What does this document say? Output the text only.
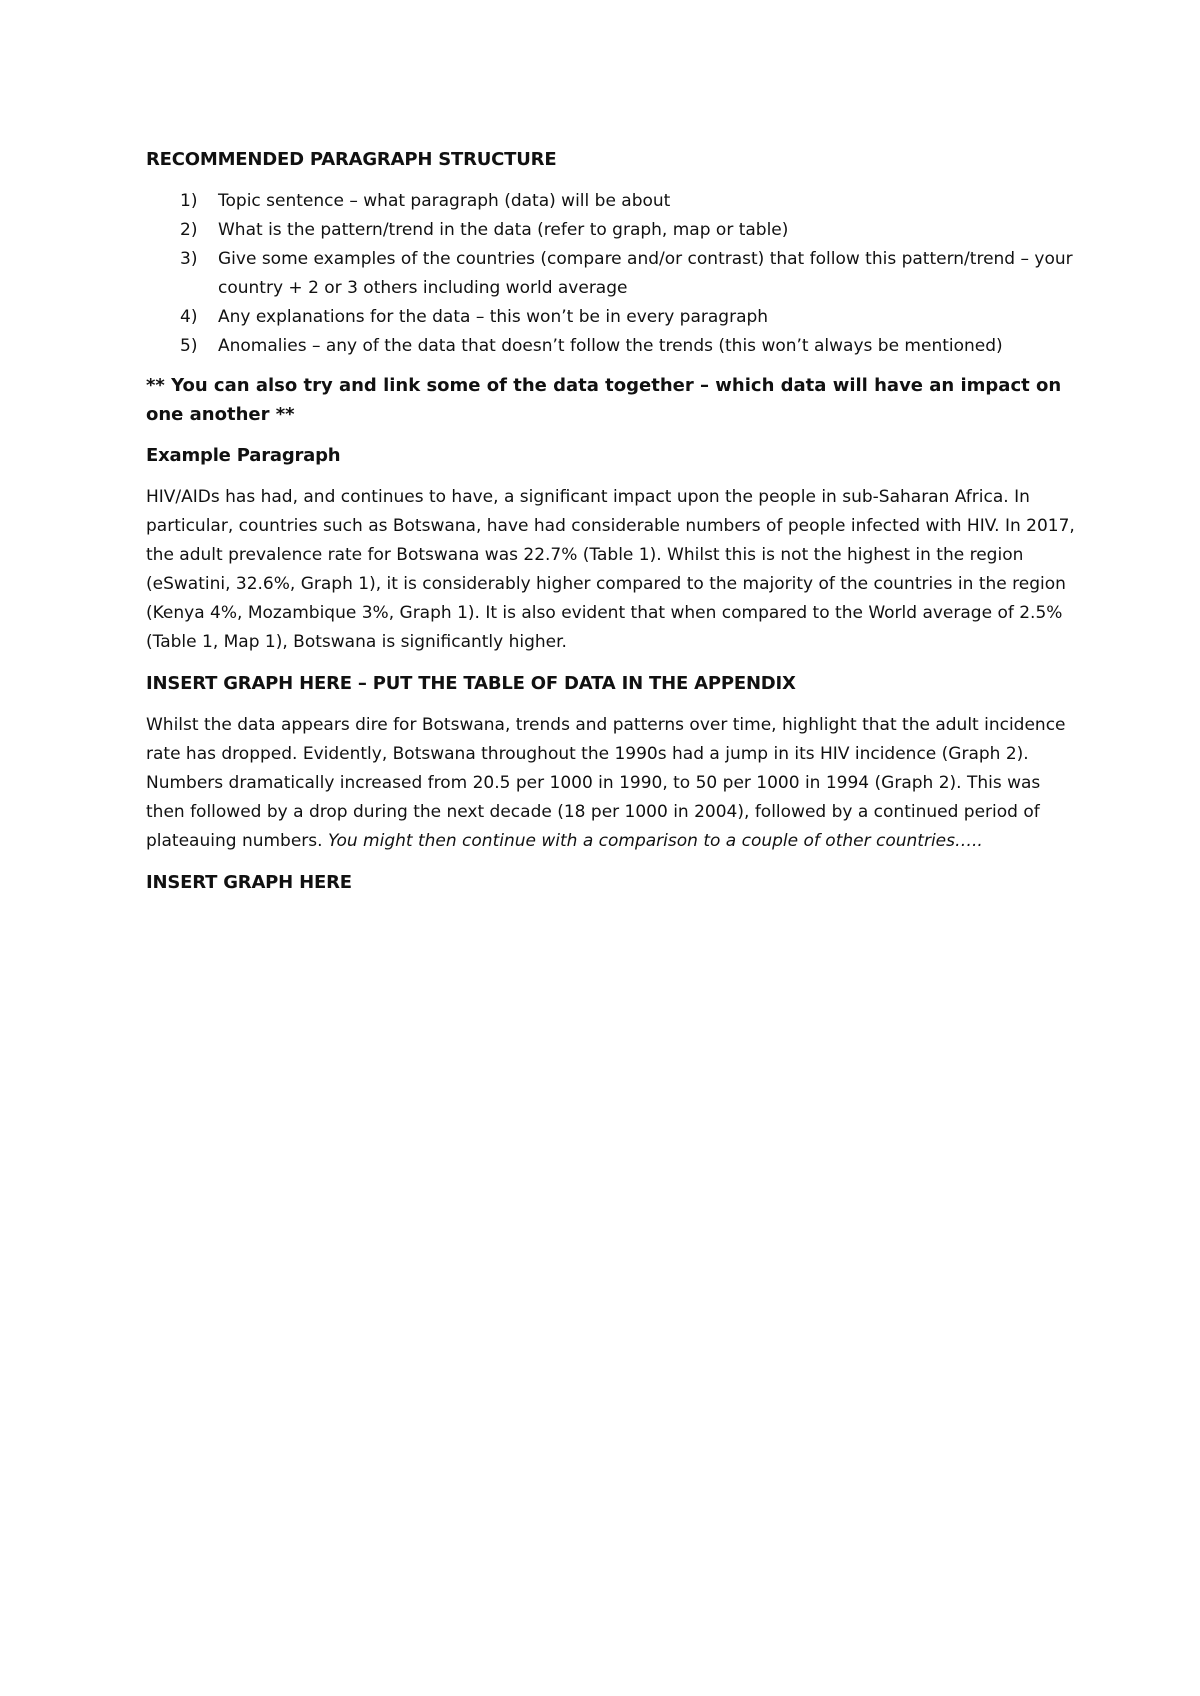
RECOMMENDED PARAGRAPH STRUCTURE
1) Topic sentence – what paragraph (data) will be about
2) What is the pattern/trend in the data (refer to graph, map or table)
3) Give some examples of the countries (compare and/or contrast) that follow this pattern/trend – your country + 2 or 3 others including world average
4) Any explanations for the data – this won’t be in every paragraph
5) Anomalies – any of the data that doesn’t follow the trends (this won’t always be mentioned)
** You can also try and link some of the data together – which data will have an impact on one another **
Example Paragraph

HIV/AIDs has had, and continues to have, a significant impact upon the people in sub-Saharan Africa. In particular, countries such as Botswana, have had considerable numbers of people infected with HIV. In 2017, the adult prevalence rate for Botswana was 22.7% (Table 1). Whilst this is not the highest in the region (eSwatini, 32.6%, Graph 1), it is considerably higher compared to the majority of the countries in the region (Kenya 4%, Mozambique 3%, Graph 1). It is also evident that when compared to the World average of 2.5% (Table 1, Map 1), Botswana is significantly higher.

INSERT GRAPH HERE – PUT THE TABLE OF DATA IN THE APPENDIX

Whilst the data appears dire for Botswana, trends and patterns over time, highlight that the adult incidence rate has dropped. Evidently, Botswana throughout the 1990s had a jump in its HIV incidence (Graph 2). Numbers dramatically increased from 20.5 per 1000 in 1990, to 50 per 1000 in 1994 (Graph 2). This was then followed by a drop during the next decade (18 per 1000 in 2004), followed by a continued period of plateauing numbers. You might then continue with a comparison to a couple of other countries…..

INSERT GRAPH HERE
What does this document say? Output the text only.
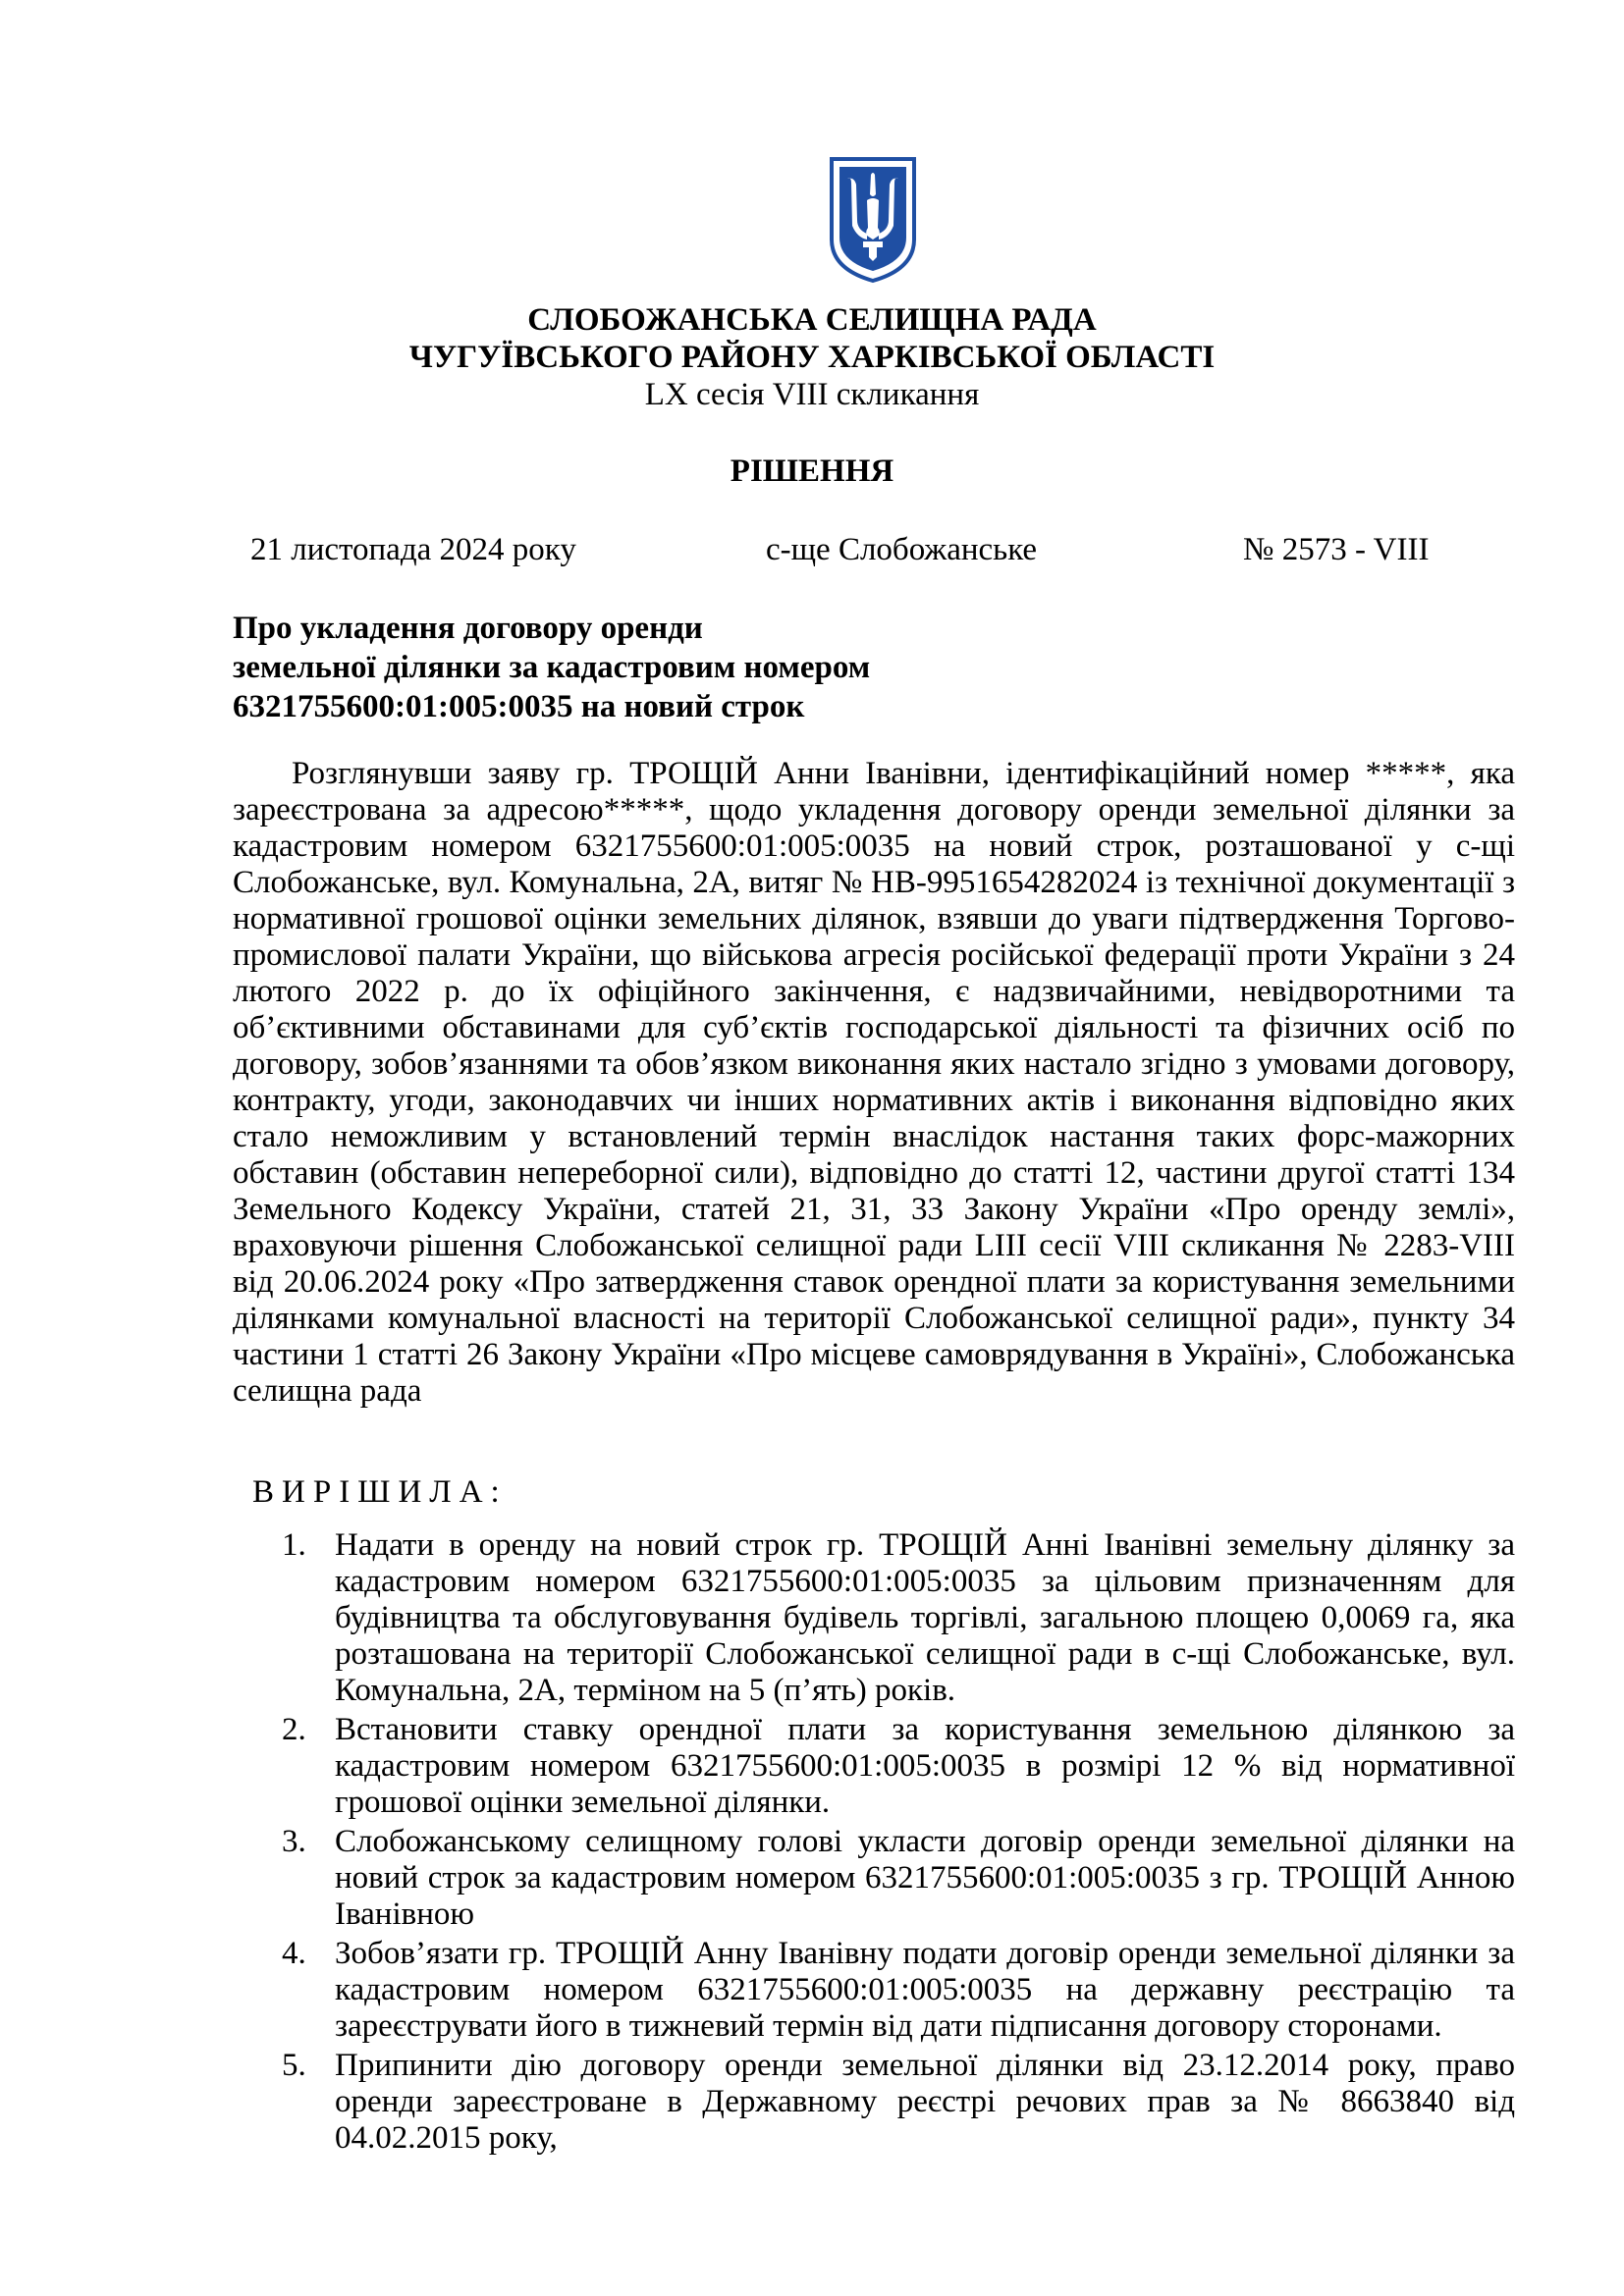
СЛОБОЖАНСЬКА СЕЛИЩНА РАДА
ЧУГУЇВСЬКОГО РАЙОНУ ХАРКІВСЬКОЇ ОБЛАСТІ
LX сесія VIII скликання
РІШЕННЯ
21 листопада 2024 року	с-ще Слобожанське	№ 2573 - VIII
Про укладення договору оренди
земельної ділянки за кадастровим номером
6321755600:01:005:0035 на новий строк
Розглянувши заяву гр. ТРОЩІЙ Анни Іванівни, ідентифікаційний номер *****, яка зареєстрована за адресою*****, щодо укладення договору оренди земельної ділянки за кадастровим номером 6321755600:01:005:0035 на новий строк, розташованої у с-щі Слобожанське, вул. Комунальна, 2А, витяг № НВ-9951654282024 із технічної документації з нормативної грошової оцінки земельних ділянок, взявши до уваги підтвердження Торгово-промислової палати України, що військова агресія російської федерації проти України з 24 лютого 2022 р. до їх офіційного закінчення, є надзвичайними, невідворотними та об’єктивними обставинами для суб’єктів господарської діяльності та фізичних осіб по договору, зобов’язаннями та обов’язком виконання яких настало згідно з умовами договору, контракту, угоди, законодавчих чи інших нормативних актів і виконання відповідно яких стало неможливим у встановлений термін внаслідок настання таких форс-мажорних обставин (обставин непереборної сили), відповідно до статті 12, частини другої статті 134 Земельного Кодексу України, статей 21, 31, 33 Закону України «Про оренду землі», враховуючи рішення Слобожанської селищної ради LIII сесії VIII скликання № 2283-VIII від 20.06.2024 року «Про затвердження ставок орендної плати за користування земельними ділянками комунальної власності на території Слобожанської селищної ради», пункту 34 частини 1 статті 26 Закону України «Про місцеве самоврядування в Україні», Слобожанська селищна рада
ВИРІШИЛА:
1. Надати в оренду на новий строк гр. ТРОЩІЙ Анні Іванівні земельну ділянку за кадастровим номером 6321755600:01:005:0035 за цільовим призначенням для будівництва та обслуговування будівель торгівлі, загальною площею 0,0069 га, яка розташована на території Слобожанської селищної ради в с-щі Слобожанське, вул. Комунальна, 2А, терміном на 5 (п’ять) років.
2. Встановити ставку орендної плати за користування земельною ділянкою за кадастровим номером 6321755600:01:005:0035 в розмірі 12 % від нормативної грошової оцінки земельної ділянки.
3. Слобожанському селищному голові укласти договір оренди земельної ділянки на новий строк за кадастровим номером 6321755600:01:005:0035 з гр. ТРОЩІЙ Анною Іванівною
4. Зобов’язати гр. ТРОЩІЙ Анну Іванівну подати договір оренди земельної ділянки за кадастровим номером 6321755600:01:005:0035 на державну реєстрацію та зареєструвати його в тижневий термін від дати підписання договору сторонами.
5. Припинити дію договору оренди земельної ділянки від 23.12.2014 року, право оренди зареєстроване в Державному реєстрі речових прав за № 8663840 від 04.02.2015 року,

+++

Set down the complete material exactly, but do not include the images.

What does this document say? Output the text only.
RECOMMENDED PARAGRAPH STRUCTURE
1) Topic sentence – what paragraph (data) will be about
2) What is the pattern/trend in the data (refer to graph, map or table)
3) Give some examples of the countries (compare and/or contrast) that follow this pattern/trend – your country + 2 or 3 others including world average
4) Any explanations for the data – this won’t be in every paragraph
5) Anomalies – any of the data that doesn’t follow the trends (this won’t always be mentioned)
** You can also try and link some of the data together – which data will have an impact on one another **
Example Paragraph

HIV/AIDs has had, and continues to have, a significant impact upon the people in sub-Saharan Africa. In particular, countries such as Botswana, have had considerable numbers of people infected with HIV. In 2017, the adult prevalence rate for Botswana was 22.7% (Table 1). Whilst this is not the highest in the region (eSwatini, 32.6%, Graph 1), it is considerably higher compared to the majority of the countries in the region (Kenya 4%, Mozambique 3%, Graph 1). It is also evident that when compared to the World average of 2.5% (Table 1, Map 1), Botswana is significantly higher.

INSERT GRAPH HERE – PUT THE TABLE OF DATA IN THE APPENDIX

Whilst the data appears dire for Botswana, trends and patterns over time, highlight that the adult incidence rate has dropped. Evidently, Botswana throughout the 1990s had a jump in its HIV incidence (Graph 2). Numbers dramatically increased from 20.5 per 1000 in 1990, to 50 per 1000 in 1994 (Graph 2). This was then followed by a drop during the next decade (18 per 1000 in 2004), followed by a continued period of plateauing numbers. You might then continue with a comparison to a couple of other countries…..

INSERT GRAPH HERE
What does this document say? Output the text only.
СЛОБОЖАНСЬКА СЕЛИЩНА РАДА
ЧУГУЇВСЬКОГО РАЙОНУ ХАРКІВСЬКОЇ ОБЛАСТІ
LX сесія VIII скликання
РІШЕННЯ
21 листопада 2024 року	с-ще Слобожанське	№ 2573 - VIII
Про укладення договору оренди
земельної ділянки за кадастровим номером
6321755600:01:005:0035 на новий строк
Розглянувши заяву гр. ТРОЩІЙ Анни Іванівни, ідентифікаційний номер *****, яка зареєстрована за адресою*****, щодо укладення договору оренди земельної ділянки за кадастровим номером 6321755600:01:005:0035 на новий строк, розташованої у с-щі Слобожанське, вул. Комунальна, 2А, витяг № НВ-9951654282024 із технічної документації з нормативної грошової оцінки земельних ділянок, взявши до уваги підтвердження Торгово-промислової палати України, що військова агресія російської федерації проти України з 24 лютого 2022 р. до їх офіційного закінчення, є надзвичайними, невідворотними та об’єктивними обставинами для суб’єктів господарської діяльності та фізичних осіб по договору, зобов’язаннями та обов’язком виконання яких настало згідно з умовами договору, контракту, угоди, законодавчих чи інших нормативних актів і виконання відповідно яких стало неможливим у встановлений термін внаслідок настання таких форс-мажорних обставин (обставин непереборної сили), відповідно до статті 12, частини другої статті 134 Земельного Кодексу України, статей 21, 31, 33 Закону України «Про оренду землі», враховуючи рішення Слобожанської селищної ради LIII сесії VIII скликання № 2283-VIII від 20.06.2024 року «Про затвердження ставок орендної плати за користування земельними ділянками комунальної власності на території Слобожанської селищної ради», пункту 34 частини 1 статті 26 Закону України «Про місцеве самоврядування в Україні», Слобожанська селищна рада
ВИРІШИЛА:
1. Надати в оренду на новий строк гр. ТРОЩІЙ Анні Іванівні земельну ділянку за кадастровим номером 6321755600:01:005:0035 за цільовим призначенням для будівництва та обслуговування будівель торгівлі, загальною площею 0,0069 га, яка розташована на території Слобожанської селищної ради в с-щі Слобожанське, вул. Комунальна, 2А, терміном на 5 (п’ять) років.
2. Встановити ставку орендної плати за користування земельною ділянкою за кадастровим номером 6321755600:01:005:0035 в розмірі 12 % від нормативної грошової оцінки земельної ділянки.
3. Слобожанському селищному голові укласти договір оренди земельної ділянки на новий строк за кадастровим номером 6321755600:01:005:0035 з гр. ТРОЩІЙ Анною Іванівною
4. Зобов’язати гр. ТРОЩІЙ Анну Іванівну подати договір оренди земельної ділянки за кадастровим номером 6321755600:01:005:0035 на державну реєстрацію та зареєструвати його в тижневий термін від дати підписання договору сторонами.
5. Припинити дію договору оренди земельної ділянки від 23.12.2014 року, право оренди зареєстроване в Державному реєстрі речових прав за № 8663840 від 04.02.2015 року,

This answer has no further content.